═════ Estratto del documento ═════

E quando il virus ha di nuovo manifestata la sua presenza e la sua forza, addirittura più violentemente della prima ondata, hanno cercato di correre ai ripari in modo scoordinato, con una assoluta impreparazione e senza la capacità di sapere affrontare una nuova difficoltà sanitaria che, forse alla luce delle loro capacità culturali in campo scientifico, avevano immaginato terminata.

Ecco dunque nuovi morti, nuove scene di disperazione e paura davanti agli ospedali, nuove disorganizzazioni sul piano dell’assistenza ai malati con chiusura di ambulatori, reparti e così via.

E difronte a questo scenario, ancora una volta, proclami di efficienza, capacità, organizzazione.

Avevo dunque ragione quando scrivevo sulla necessità di contenere l’orgia estiva del divertimento, e quando insistevo sulla necessità di organizzare la nostra sanità che da anni è allo sfascio, per l’incapacità di gestione e per l’ingerenza della politica che ha trasformato un sistema unico al mondo, dotato di uomini di grande qualità, in un carrozzone che non riesce da tempo a camminare.

═════

- _Attività proposte_
a – Rispondi a queste domande sul brano sulla seconda ondata del virus:
(i) Con quale intensità, rispetto alla prima ondata, il virus ha manifestato di nuovo la sua presenza?
(ii) Quali strutture vengono indicate come chiuse nell'assistenza ai malati?
(iii) A quali due cause chi scrive attribuisce lo sfascio della sanità?
b – Prosegui il brano sulla seconda ondata del virus dopo la sua ultima frase.
Per svolgere le attività non occorre consultare le voci.

═════ Contenuto dei dati ═════

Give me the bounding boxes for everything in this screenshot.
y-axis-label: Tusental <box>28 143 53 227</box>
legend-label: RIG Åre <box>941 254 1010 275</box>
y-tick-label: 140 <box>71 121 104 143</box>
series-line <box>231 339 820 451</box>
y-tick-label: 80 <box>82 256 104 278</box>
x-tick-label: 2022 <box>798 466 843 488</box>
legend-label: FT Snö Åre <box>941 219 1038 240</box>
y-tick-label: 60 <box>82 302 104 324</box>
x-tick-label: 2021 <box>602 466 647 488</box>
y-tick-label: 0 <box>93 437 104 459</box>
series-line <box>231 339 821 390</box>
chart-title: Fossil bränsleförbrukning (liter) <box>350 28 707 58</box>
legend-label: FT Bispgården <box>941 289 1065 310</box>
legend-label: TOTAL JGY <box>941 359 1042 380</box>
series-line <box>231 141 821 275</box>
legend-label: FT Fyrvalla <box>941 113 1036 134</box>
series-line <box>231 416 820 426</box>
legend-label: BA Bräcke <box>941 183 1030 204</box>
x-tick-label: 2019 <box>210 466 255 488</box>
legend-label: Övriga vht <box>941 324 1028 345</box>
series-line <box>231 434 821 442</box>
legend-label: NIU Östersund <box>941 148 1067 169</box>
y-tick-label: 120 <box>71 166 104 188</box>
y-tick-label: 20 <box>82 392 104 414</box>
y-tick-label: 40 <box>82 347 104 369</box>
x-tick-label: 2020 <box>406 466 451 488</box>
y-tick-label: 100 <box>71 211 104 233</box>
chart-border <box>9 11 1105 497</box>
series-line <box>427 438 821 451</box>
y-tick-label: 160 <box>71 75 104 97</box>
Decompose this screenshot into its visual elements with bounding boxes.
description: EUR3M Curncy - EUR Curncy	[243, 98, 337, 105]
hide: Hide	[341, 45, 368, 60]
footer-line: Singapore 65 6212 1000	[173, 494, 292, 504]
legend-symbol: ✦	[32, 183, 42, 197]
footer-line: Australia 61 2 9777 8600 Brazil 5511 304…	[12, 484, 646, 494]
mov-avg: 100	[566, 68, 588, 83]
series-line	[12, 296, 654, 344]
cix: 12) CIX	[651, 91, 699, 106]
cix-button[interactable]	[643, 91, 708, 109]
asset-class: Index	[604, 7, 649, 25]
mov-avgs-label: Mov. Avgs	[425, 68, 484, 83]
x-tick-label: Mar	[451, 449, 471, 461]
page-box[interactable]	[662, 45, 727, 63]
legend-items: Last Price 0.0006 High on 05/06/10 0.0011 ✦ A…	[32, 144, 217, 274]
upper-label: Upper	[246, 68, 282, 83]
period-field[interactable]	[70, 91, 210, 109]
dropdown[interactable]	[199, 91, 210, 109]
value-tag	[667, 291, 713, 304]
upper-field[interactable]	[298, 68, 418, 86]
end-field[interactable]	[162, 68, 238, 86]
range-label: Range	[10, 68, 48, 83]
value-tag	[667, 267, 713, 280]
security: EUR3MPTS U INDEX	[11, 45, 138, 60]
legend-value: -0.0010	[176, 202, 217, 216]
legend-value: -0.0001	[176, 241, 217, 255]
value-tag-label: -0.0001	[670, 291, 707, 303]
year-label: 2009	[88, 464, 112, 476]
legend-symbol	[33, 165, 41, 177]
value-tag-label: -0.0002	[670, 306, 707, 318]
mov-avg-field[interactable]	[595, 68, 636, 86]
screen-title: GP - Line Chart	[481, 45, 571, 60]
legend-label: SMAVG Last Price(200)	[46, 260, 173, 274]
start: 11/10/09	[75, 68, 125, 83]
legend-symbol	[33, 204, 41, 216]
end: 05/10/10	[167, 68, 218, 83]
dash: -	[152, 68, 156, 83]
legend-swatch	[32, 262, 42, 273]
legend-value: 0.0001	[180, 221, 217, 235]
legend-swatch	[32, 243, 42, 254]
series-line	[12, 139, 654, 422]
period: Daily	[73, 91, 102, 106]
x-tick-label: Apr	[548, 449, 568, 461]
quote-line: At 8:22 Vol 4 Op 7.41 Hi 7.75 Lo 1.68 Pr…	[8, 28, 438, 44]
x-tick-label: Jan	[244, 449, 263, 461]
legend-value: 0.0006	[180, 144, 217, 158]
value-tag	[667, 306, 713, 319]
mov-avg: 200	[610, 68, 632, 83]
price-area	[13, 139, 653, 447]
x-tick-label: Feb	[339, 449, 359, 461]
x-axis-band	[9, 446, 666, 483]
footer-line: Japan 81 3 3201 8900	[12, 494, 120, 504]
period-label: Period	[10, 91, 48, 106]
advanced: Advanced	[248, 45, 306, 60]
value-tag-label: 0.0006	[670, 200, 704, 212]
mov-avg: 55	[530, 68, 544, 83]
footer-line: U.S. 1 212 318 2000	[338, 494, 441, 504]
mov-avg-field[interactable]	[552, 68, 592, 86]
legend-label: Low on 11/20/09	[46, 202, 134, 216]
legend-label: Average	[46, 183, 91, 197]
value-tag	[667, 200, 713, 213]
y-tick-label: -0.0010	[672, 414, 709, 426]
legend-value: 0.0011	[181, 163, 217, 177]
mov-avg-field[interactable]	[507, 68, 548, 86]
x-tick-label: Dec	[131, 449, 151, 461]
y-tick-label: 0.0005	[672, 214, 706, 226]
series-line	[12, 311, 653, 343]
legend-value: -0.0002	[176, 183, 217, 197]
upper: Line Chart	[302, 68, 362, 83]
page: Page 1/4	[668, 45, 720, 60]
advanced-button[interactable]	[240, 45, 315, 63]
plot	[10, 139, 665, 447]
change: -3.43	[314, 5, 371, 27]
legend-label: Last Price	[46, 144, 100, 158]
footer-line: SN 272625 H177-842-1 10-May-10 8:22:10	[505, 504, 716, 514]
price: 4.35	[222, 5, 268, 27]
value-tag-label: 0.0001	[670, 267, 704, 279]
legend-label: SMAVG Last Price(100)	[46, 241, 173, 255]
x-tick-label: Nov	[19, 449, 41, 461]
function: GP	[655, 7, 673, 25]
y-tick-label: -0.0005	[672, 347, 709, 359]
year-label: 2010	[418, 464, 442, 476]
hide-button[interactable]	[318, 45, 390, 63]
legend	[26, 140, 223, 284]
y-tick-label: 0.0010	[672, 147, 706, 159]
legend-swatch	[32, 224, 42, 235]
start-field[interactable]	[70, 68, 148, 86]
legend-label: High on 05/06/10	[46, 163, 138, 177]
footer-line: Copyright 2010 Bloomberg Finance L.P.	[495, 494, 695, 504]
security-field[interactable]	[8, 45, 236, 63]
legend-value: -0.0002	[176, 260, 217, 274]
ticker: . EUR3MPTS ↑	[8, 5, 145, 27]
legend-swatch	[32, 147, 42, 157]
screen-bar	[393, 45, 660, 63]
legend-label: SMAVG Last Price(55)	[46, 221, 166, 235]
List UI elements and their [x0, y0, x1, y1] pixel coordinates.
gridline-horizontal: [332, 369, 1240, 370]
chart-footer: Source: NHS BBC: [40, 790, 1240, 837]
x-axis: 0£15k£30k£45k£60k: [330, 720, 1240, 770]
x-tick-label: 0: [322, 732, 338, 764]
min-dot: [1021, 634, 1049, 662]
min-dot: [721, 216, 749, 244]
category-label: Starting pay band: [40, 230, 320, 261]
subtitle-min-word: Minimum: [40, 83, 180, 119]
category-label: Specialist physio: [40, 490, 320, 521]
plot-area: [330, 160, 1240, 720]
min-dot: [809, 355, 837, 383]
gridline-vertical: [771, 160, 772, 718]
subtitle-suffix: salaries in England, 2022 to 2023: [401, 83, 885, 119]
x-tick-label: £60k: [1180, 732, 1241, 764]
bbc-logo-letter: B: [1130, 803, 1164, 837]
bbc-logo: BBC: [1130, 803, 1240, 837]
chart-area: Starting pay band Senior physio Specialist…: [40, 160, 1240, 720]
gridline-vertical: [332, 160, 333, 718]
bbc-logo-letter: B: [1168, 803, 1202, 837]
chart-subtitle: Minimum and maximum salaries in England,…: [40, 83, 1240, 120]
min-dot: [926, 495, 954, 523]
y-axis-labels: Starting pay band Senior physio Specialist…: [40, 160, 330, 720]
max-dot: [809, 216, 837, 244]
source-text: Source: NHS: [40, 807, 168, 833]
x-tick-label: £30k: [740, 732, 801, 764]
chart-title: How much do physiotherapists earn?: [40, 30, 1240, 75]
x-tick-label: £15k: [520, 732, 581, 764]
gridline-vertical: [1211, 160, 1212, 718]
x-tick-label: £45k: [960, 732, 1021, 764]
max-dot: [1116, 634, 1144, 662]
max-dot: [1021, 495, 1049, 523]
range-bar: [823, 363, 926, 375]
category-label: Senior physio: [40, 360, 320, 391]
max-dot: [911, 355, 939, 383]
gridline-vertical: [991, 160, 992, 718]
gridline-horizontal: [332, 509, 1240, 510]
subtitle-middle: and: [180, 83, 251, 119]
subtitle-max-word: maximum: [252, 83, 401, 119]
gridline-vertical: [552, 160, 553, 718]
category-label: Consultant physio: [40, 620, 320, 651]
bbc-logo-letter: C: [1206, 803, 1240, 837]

═════

- _Risultati attesi_
a –
(i) Addirittura più violentemente della prima ondata.
(ii) Ambulatori e reparti.
(iii) L'incapacità di gestione e l'ingerenza della politica.

b –
La mancanza di una programmazione ha determinato l’attuale situazione. Strutture fatiscenti e non in linea con i nuovi standard assistenziali, carenza di personale medico e paramedico, gestione non funzionale alla missione, con una idea malsana e assolutamente sbagliata per una sanità di massa, quella di costituire le cosiddette aziende sanitarie.

Ho sempre domandato come può un sistema sanitario pubblico, basato sulla necessità di assistere tutti e tutte le patologie, vivere all’interno di una organizzazione aziendale che per missione ed obiettivo ha quella del profitto. Come potrebbe mai essere possibile controllare una spesa assistenziale in ragione della produttività quando i costi di particolari patologie e la loro cura sono estremamente elevati.  E infine a chi bisognerebbe, in un sistema aziendale produttivo e per quali patologie, fornire i servizi di diagnosi e cura?

Non poteva come principio funzionare e di fatto non ha funzionato, anzi ha prodotto solo danni peraltro disincentivando la classe medica che ha dovuto lavorare in un contesto difficile e spesso arrangiarsi.

Una responsabilità la hanno anche i medici che, difronte a quello che stava accadendo, avrebbero dovuto protestare con fermezza, far valere le loro opinioni e imporre le condizioni.  Ma anche in questo caso la politica ha preso il sopravvento riuscendo a contenere la protesta attraverso false rassicurazioni e promesse mai mantenute, anche di carriera.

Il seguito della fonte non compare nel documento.